*** Extracted data

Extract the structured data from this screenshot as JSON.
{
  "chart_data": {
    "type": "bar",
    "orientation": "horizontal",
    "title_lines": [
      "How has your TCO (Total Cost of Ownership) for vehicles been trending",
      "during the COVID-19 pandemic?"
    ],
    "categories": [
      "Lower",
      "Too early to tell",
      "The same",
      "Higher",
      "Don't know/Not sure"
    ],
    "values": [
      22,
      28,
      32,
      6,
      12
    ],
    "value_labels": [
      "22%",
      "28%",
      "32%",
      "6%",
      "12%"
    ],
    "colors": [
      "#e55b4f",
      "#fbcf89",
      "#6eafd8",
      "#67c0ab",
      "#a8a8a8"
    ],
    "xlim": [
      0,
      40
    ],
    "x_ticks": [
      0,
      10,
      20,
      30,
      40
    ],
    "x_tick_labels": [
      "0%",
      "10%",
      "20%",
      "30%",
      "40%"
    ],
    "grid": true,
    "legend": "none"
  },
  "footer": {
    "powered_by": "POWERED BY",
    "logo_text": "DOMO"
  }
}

******

#### Aim:
Take the material above and return all of it exactly.

#### Correct response:
Extract the structured data from this screenshot as JSON.
{
  "chart_data": {
    "type": "bar",
    "orientation": "horizontal",
    "title_lines": [
      "How has your TCO (Total Cost of Ownership) for vehicles been trending",
      "during the COVID-19 pandemic?"
    ],
    "categories": [
      "Lower",
      "Too early to tell",
      "The same",
      "Higher",
      "Don't know/Not sure"
    ],
    "values": [
      22,
      28,
      32,
      6,
      12
    ],
    "value_labels": [
      "22%",
      "28%",
      "32%",
      "6%",
      "12%"
    ],
    "colors": [
      "#e55b4f",
      "#fbcf89",
      "#6eafd8",
      "#67c0ab",
      "#a8a8a8"
    ],
    "xlim": [
      0,
      40
    ],
    "x_ticks": [
      0,
      10,
      20,
      30,
      40
    ],
    "x_tick_labels": [
      "0%",
      "10%",
      "20%",
      "30%",
      "40%"
    ],
    "grid": true,
    "legend": "none"
  },
  "footer": {
    "powered_by": "POWERED BY",
    "logo_text": "DOMO"
  }
}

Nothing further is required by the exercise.